== Entries ==
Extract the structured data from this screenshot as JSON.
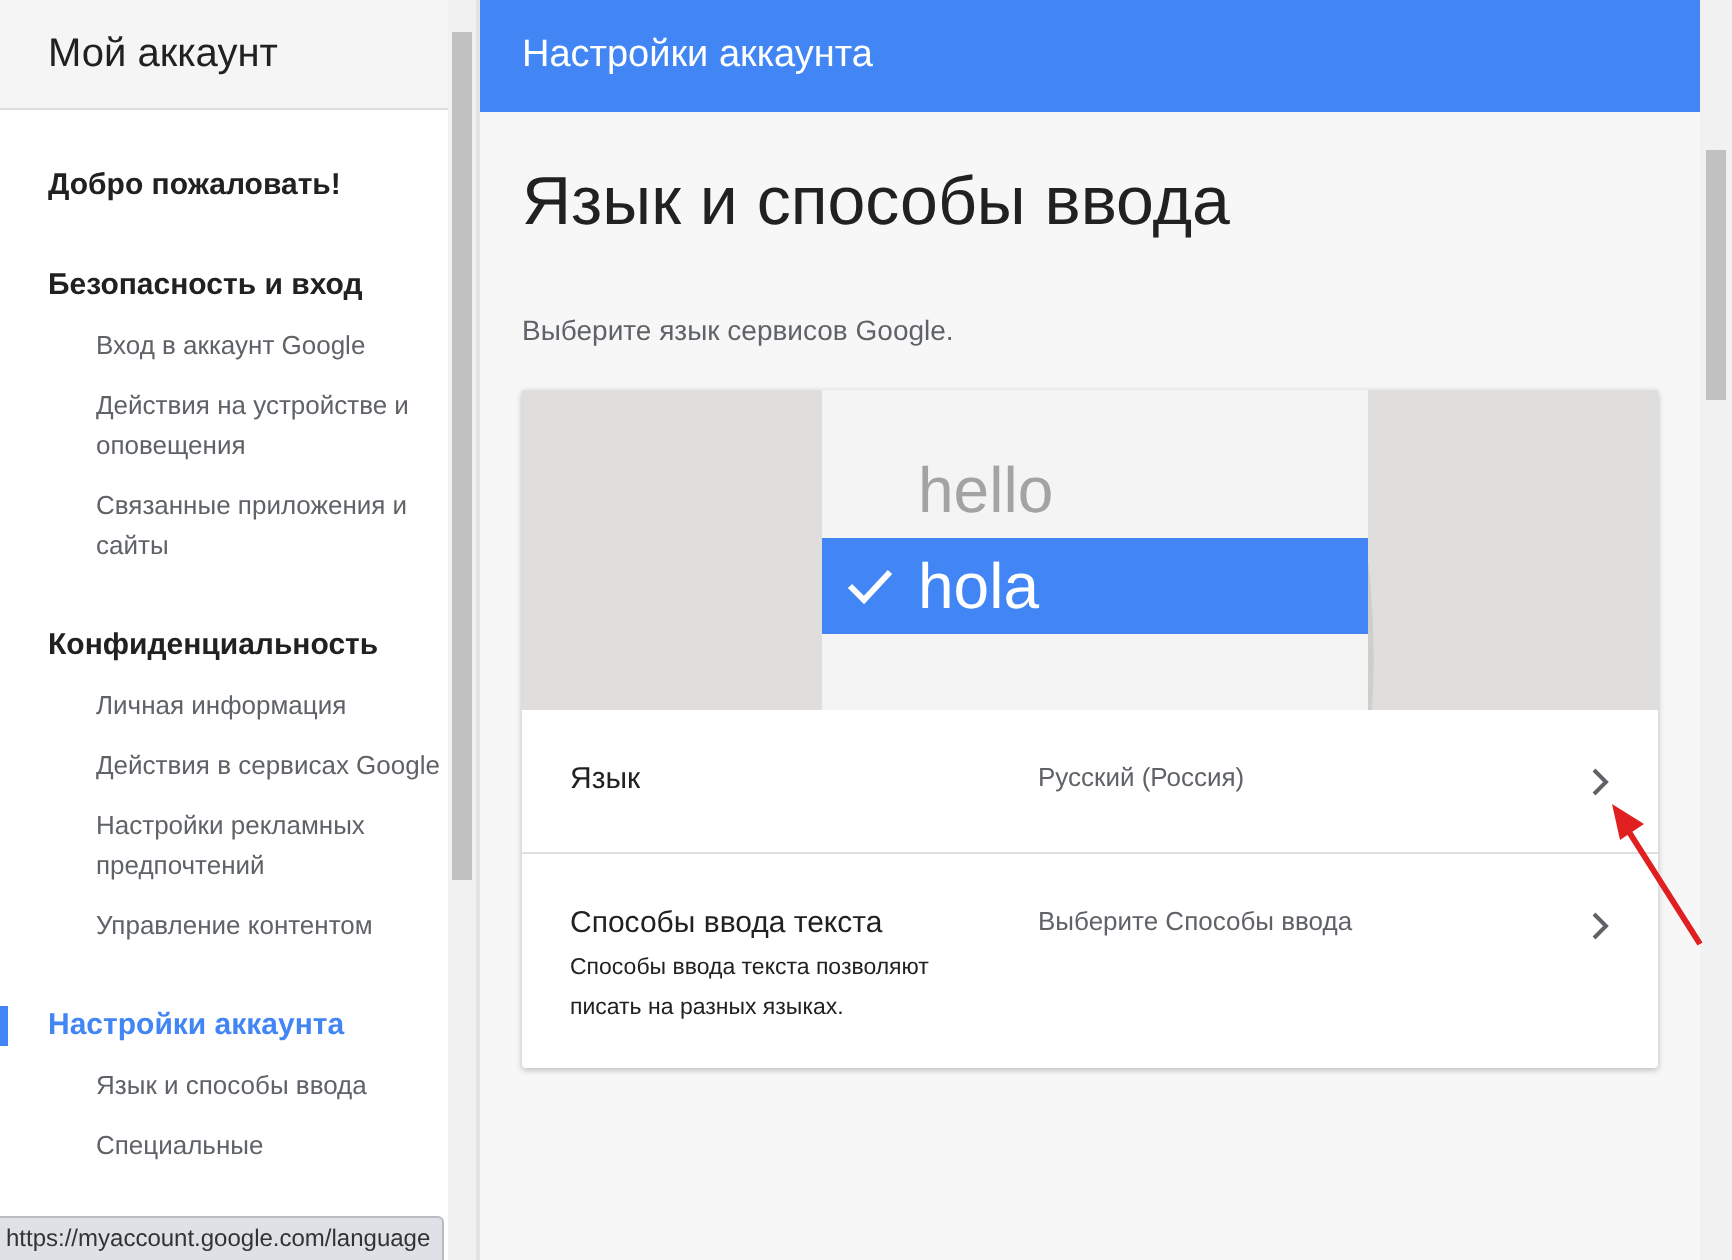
{
  "sidebar": {
    "title": "Мой аккаунт",
    "sections": [
      {
        "title": "Добро пожаловать!",
        "selected": false
      },
      {
        "title": "Безопасность и вход",
        "selected": false,
        "items": [
          {
            "label": "Вход в аккаунт Google"
          },
          {
            "label": "Действия на устройстве и оповещения"
          },
          {
            "label": "Связанные приложения и сайты"
          }
        ]
      },
      {
        "title": "Конфиденциальность",
        "selected": false,
        "items": [
          {
            "label": "Личная информация"
          },
          {
            "label": "Действия в сервисах Google"
          },
          {
            "label": "Настройки рекламных предпочтений"
          },
          {
            "label": "Управление контентом"
          }
        ]
      },
      {
        "title": "Настройки аккаунта",
        "selected": true,
        "items": [
          {
            "label": "Язык и способы ввода"
          },
          {
            "label": "Специальные"
          }
        ]
      }
    ]
  },
  "header": {
    "title": "Настройки аккаунта"
  },
  "page": {
    "title": "Язык и способы ввода",
    "subtitle": "Выберите язык сервисов Google."
  },
  "illustration_words": [
    {
      "text": "hello",
      "selected": false
    },
    {
      "text": "hola",
      "selected": true
    }
  ],
  "settings": [
    {
      "label": "Язык",
      "value": "Русский (Россия)"
    },
    {
      "label": "Способы ввода текста",
      "description": "Способы ввода текста позволяют писать на разных языках.",
      "value": "Выберите Способы ввода"
    }
  ],
  "status_bar": {
    "url": "https://myaccount.google.com/language"
  }
}
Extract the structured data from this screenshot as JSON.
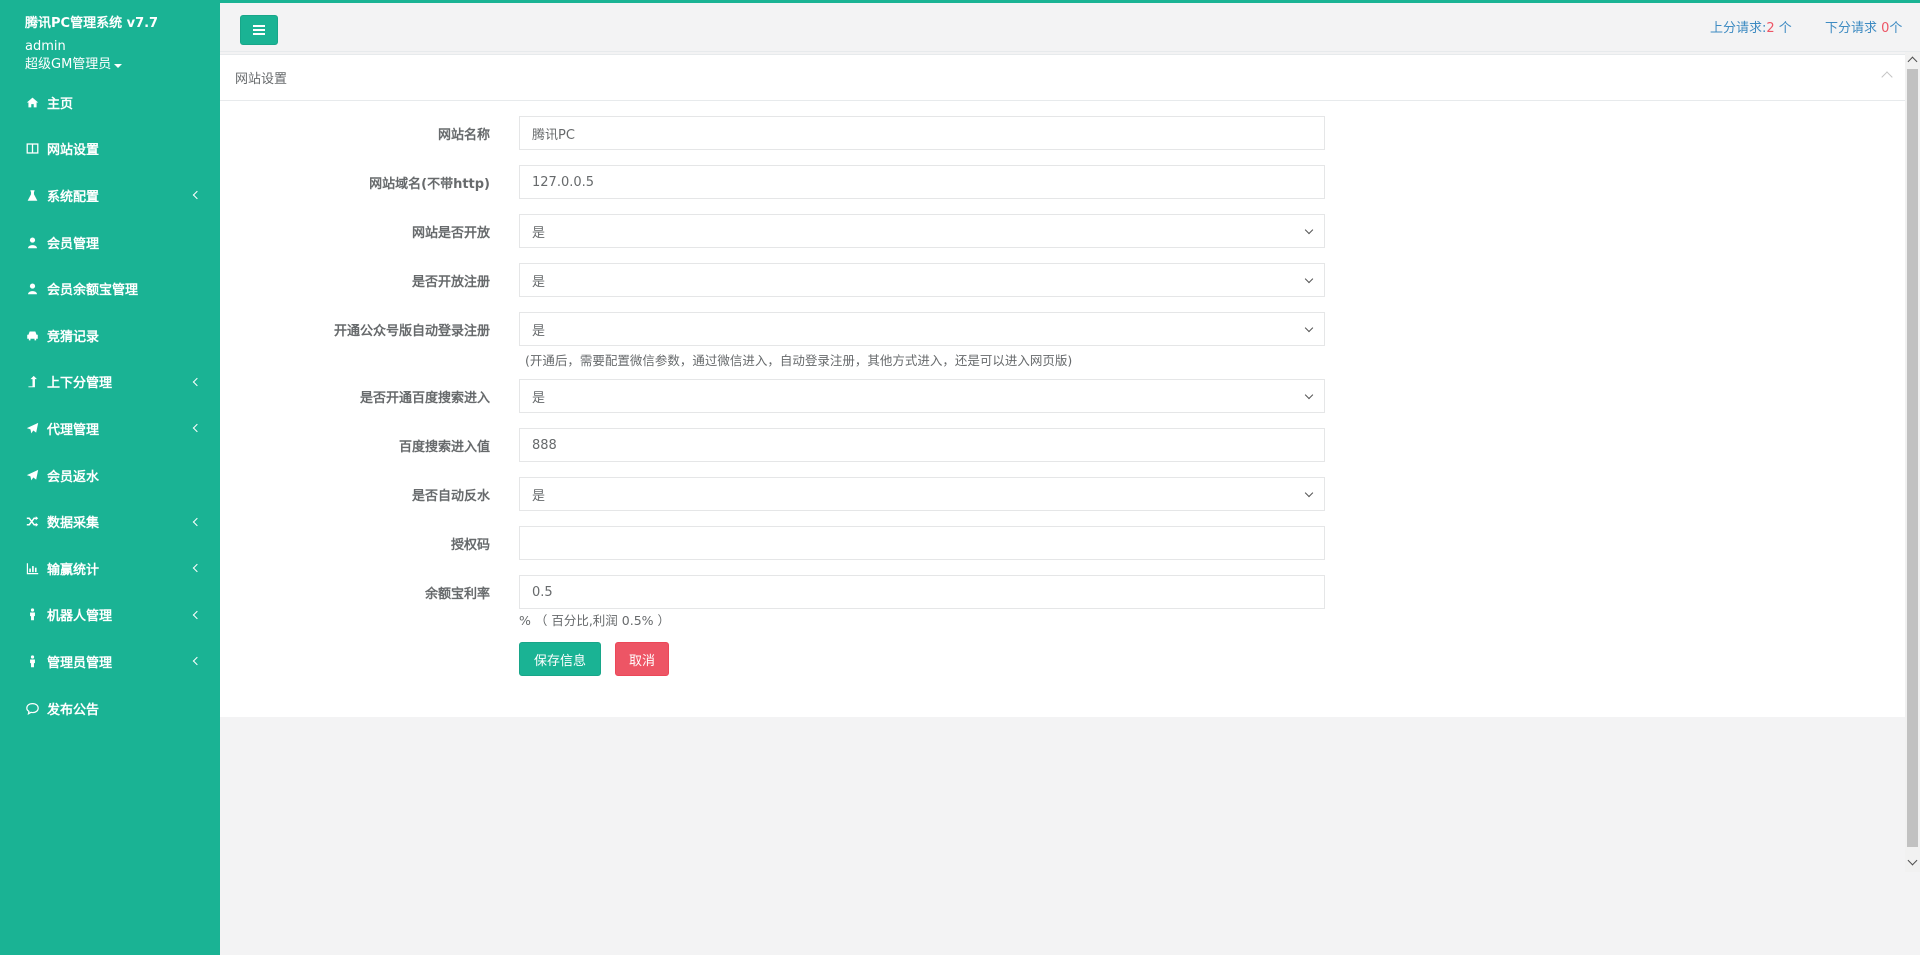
{
  "sidebar": {
    "app_title": "腾讯PC管理系统 v7.7",
    "user": "admin",
    "role": "超级GM管理员",
    "items": [
      {
        "label": "主页",
        "icon": "home-icon",
        "submenu": false
      },
      {
        "label": "网站设置",
        "icon": "columns-icon",
        "submenu": false
      },
      {
        "label": "系统配置",
        "icon": "flask-icon",
        "submenu": true
      },
      {
        "label": "会员管理",
        "icon": "user-icon",
        "submenu": false
      },
      {
        "label": "会员余额宝管理",
        "icon": "user-icon",
        "submenu": false
      },
      {
        "label": "竞猜记录",
        "icon": "car-icon",
        "submenu": false
      },
      {
        "label": "上下分管理",
        "icon": "level-up-icon",
        "submenu": true
      },
      {
        "label": "代理管理",
        "icon": "paper-plane-icon",
        "submenu": true
      },
      {
        "label": "会员返水",
        "icon": "paper-plane-icon",
        "submenu": false
      },
      {
        "label": "数据采集",
        "icon": "random-icon",
        "submenu": true
      },
      {
        "label": "输赢统计",
        "icon": "bar-chart-icon",
        "submenu": true
      },
      {
        "label": "机器人管理",
        "icon": "male-icon",
        "submenu": true
      },
      {
        "label": "管理员管理",
        "icon": "male-icon",
        "submenu": true
      },
      {
        "label": "发布公告",
        "icon": "comment-icon",
        "submenu": false
      }
    ]
  },
  "topbar": {
    "up_label": "上分请求:",
    "up_count": "2",
    "up_unit": " 个",
    "down_label": "下分请求 ",
    "down_count": "0",
    "down_unit": "个"
  },
  "panel": {
    "title": "网站设置",
    "fields": [
      {
        "label": "网站名称",
        "value": "腾讯PC",
        "type": "input"
      },
      {
        "label": "网站域名(不带http)",
        "value": "127.0.0.5",
        "type": "input"
      },
      {
        "label": "网站是否开放",
        "value": "是",
        "type": "select"
      },
      {
        "label": "是否开放注册",
        "value": "是",
        "type": "select"
      },
      {
        "label": "开通公众号版自动登录注册",
        "value": "是",
        "type": "select",
        "help": "(开通后，需要配置微信参数，通过微信进入，自动登录注册，其他方式进入，还是可以进入网页版)"
      },
      {
        "label": "是否开通百度搜索进入",
        "value": "是",
        "type": "select"
      },
      {
        "label": "百度搜索进入值",
        "value": "888",
        "type": "input"
      },
      {
        "label": "是否自动反水",
        "value": "是",
        "type": "select"
      },
      {
        "label": "授权码",
        "value": "",
        "type": "input"
      },
      {
        "label": "余额宝利率",
        "value": "0.5",
        "type": "input",
        "help": "% （ 百分比,利润 0.5% ）"
      }
    ],
    "save_label": "保存信息",
    "cancel_label": "取消"
  },
  "colors": {
    "accent": "#1ab394",
    "danger": "#ed5565",
    "link": "#3e8bc2"
  }
}
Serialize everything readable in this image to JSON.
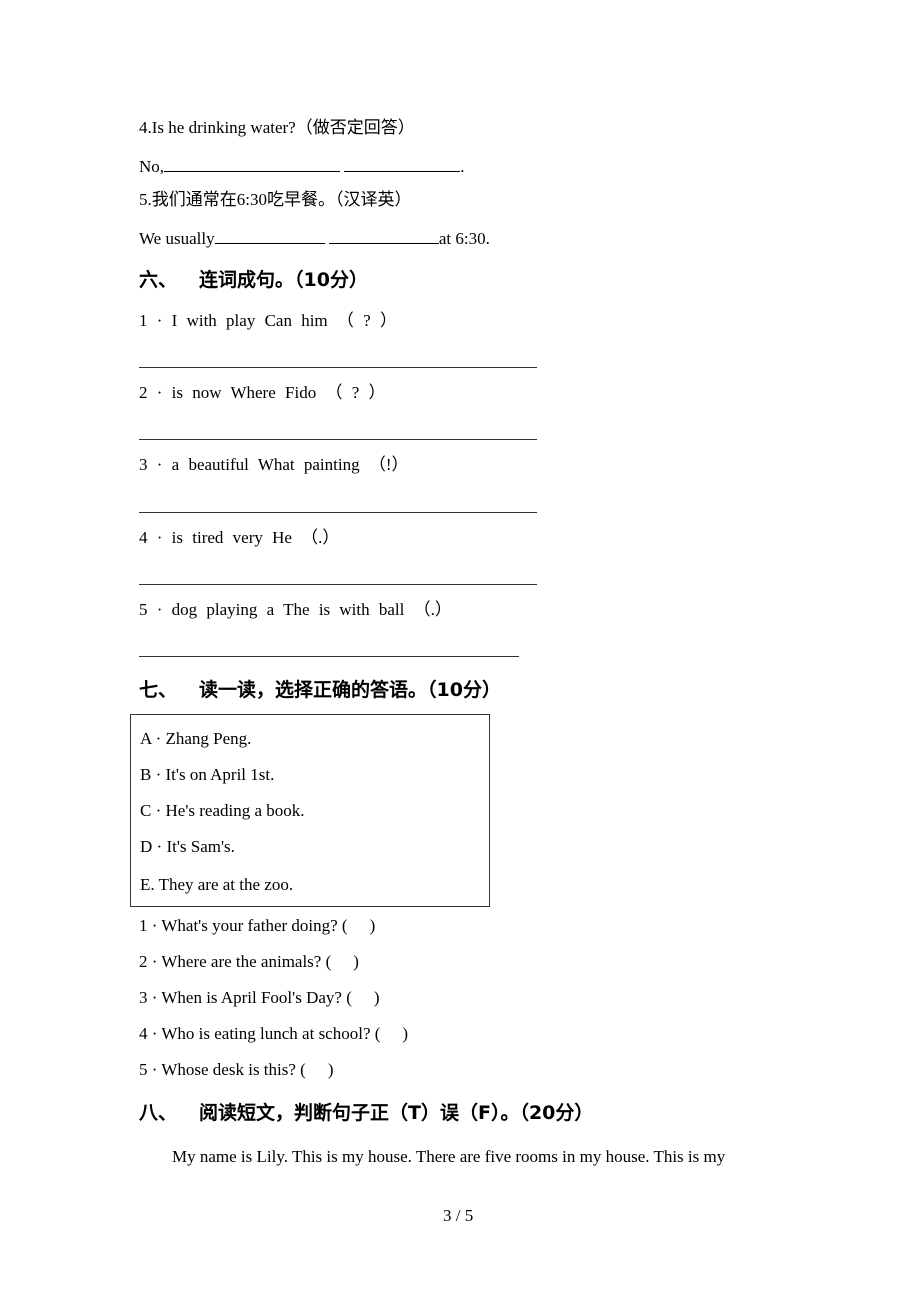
{
  "section5_tail": {
    "q4": {
      "prompt": "4.Is he drinking water?（做否定回答）",
      "answer_prefix": "No,",
      "answer_suffix": "."
    },
    "q5": {
      "prompt": "5.我们通常在6:30吃早餐。（汉译英）",
      "answer_prefix": "We usually",
      "answer_suffix": "at 6:30."
    }
  },
  "section6": {
    "number": "六、",
    "title": "连词成句。（10分）",
    "items": [
      {
        "label": "1 · I with play Can  him （ ? ）"
      },
      {
        "label": "2 · is now Where Fido （ ? ）"
      },
      {
        "label": "3 · a beautiful What painting （!）"
      },
      {
        "label": "4 · is tired very He （.）"
      },
      {
        "label": "5 · dog playing a The is with ball （.）"
      }
    ]
  },
  "section7": {
    "number": "七、",
    "title": "读一读，选择正确的答语。（10分）",
    "options": [
      {
        "label": "A · Zhang Peng."
      },
      {
        "label": "B · It's on April 1st."
      },
      {
        "label": "C · He's reading a book."
      },
      {
        "label": "D · It's Sam's."
      },
      {
        "label": "E. They are at the zoo."
      }
    ],
    "questions": [
      {
        "label": "1 · What's your father doing? (",
        "close": ")"
      },
      {
        "label": "2 · Where are the animals? (",
        "close": ")"
      },
      {
        "label": "3 · When is April Fool's Day? (",
        "close": ")"
      },
      {
        "label": "4 · Who is eating lunch at school? (",
        "close": ")"
      },
      {
        "label": "5 · Whose desk is this? (",
        "close": ")"
      }
    ]
  },
  "section8": {
    "number": "八、",
    "title": "阅读短文，判断句子正（T）误（F）。（20分）",
    "passage_start": "My name is Lily. This is my house. There are five rooms in my house. This is my"
  },
  "footer": {
    "page_indicator": "3 / 5"
  }
}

== Description of the task ==
Your task is to set down the records shown above exactly, minus any pictures.

== Written response ==
Extract the structured data from this screenshot as JSON.
{
  "sidebar": {
    "title": "Мой аккаунт",
    "sections": [
      {
        "title": "Добро пожаловать!",
        "selected": false
      },
      {
        "title": "Безопасность и вход",
        "selected": false,
        "items": [
          {
            "label": "Вход в аккаунт Google"
          },
          {
            "label": "Действия на устройстве и оповещения"
          },
          {
            "label": "Связанные приложения и сайты"
          }
        ]
      },
      {
        "title": "Конфиденциальность",
        "selected": false,
        "items": [
          {
            "label": "Личная информация"
          },
          {
            "label": "Действия в сервисах Google"
          },
          {
            "label": "Настройки рекламных предпочтений"
          },
          {
            "label": "Управление контентом"
          }
        ]
      },
      {
        "title": "Настройки аккаунта",
        "selected": true,
        "items": [
          {
            "label": "Язык и способы ввода"
          },
          {
            "label": "Специальные"
          }
        ]
      }
    ]
  },
  "header": {
    "title": "Настройки аккаунта"
  },
  "page": {
    "title": "Язык и способы ввода",
    "subtitle": "Выберите язык сервисов Google."
  },
  "illustration_words": [
    {
      "text": "hello",
      "selected": false
    },
    {
      "text": "hola",
      "selected": true
    }
  ],
  "settings": [
    {
      "label": "Язык",
      "value": "Русский (Россия)"
    },
    {
      "label": "Способы ввода текста",
      "description": "Способы ввода текста позволяют писать на разных языках.",
      "value": "Выберите Способы ввода"
    }
  ],
  "status_bar": {
    "url": "https://myaccount.google.com/language"
  }
}
Extract the structured data from this screenshot as JSON.
{
  "sidebar": {
    "app_title": "腾讯PC管理系统 v7.7",
    "user": "admin",
    "role": "超级GM管理员",
    "items": [
      {
        "label": "主页",
        "icon": "home-icon",
        "submenu": false
      },
      {
        "label": "网站设置",
        "icon": "columns-icon",
        "submenu": false
      },
      {
        "label": "系统配置",
        "icon": "flask-icon",
        "submenu": true
      },
      {
        "label": "会员管理",
        "icon": "user-icon",
        "submenu": false
      },
      {
        "label": "会员余额宝管理",
        "icon": "user-icon",
        "submenu": false
      },
      {
        "label": "竞猜记录",
        "icon": "car-icon",
        "submenu": false
      },
      {
        "label": "上下分管理",
        "icon": "level-up-icon",
        "submenu": true
      },
      {
        "label": "代理管理",
        "icon": "paper-plane-icon",
        "submenu": true
      },
      {
        "label": "会员返水",
        "icon": "paper-plane-icon",
        "submenu": false
      },
      {
        "label": "数据采集",
        "icon": "random-icon",
        "submenu": true
      },
      {
        "label": "输赢统计",
        "icon": "bar-chart-icon",
        "submenu": true
      },
      {
        "label": "机器人管理",
        "icon": "male-icon",
        "submenu": true
      },
      {
        "label": "管理员管理",
        "icon": "male-icon",
        "submenu": true
      },
      {
        "label": "发布公告",
        "icon": "comment-icon",
        "submenu": false
      }
    ]
  },
  "topbar": {
    "up_label": "上分请求:",
    "up_count": "2",
    "up_unit": " 个",
    "down_label": "下分请求 ",
    "down_count": "0",
    "down_unit": "个"
  },
  "panel": {
    "title": "网站设置",
    "fields": [
      {
        "label": "网站名称",
        "value": "腾讯PC",
        "type": "input"
      },
      {
        "label": "网站域名(不带http)",
        "value": "127.0.0.5",
        "type": "input"
      },
      {
        "label": "网站是否开放",
        "value": "是",
        "type": "select"
      },
      {
        "label": "是否开放注册",
        "value": "是",
        "type": "select"
      },
      {
        "label": "开通公众号版自动登录注册",
        "value": "是",
        "type": "select",
        "help": "(开通后，需要配置微信参数，通过微信进入，自动登录注册，其他方式进入，还是可以进入网页版)"
      },
      {
        "label": "是否开通百度搜索进入",
        "value": "是",
        "type": "select"
      },
      {
        "label": "百度搜索进入值",
        "value": "888",
        "type": "input"
      },
      {
        "label": "是否自动反水",
        "value": "是",
        "type": "select"
      },
      {
        "label": "授权码",
        "value": "",
        "type": "input"
      },
      {
        "label": "余额宝利率",
        "value": "0.5",
        "type": "input",
        "help": "% （ 百分比,利润 0.5% ）"
      }
    ],
    "save_label": "保存信息",
    "cancel_label": "取消"
  },
  "colors": {
    "accent": "#1ab394",
    "danger": "#ed5565",
    "link": "#3e8bc2"
  }
}
Serialize everything readable in this image to JSON.
{
  "section5_tail": {
    "q4": {
      "prompt": "4.Is he drinking water?（做否定回答）",
      "answer_prefix": "No,",
      "answer_suffix": "."
    },
    "q5": {
      "prompt": "5.我们通常在6:30吃早餐。（汉译英）",
      "answer_prefix": "We usually",
      "answer_suffix": "at 6:30."
    }
  },
  "section6": {
    "number": "六、",
    "title": "连词成句。（10分）",
    "items": [
      {
        "label": "1 · I with play Can  him （ ? ）"
      },
      {
        "label": "2 · is now Where Fido （ ? ）"
      },
      {
        "label": "3 · a beautiful What painting （!）"
      },
      {
        "label": "4 · is tired very He （.）"
      },
      {
        "label": "5 · dog playing a The is with ball （.）"
      }
    ]
  },
  "section7": {
    "number": "七、",
    "title": "读一读，选择正确的答语。（10分）",
    "options": [
      {
        "label": "A · Zhang Peng."
      },
      {
        "label": "B · It's on April 1st."
      },
      {
        "label": "C · He's reading a book."
      },
      {
        "label": "D · It's Sam's."
      },
      {
        "label": "E. They are at the zoo."
      }
    ],
    "questions": [
      {
        "label": "1 · What's your father doing? (",
        "close": ")"
      },
      {
        "label": "2 · Where are the animals? (",
        "close": ")"
      },
      {
        "label": "3 · When is April Fool's Day? (",
        "close": ")"
      },
      {
        "label": "4 · Who is eating lunch at school? (",
        "close": ")"
      },
      {
        "label": "5 · Whose desk is this? (",
        "close": ")"
      }
    ]
  },
  "section8": {
    "number": "八、",
    "title": "阅读短文，判断句子正（T）误（F）。（20分）",
    "passage_start": "My name is Lily. This is my house. There are five rooms in my house. This is my"
  },
  "footer": {
    "page_indicator": "3 / 5"
  }
}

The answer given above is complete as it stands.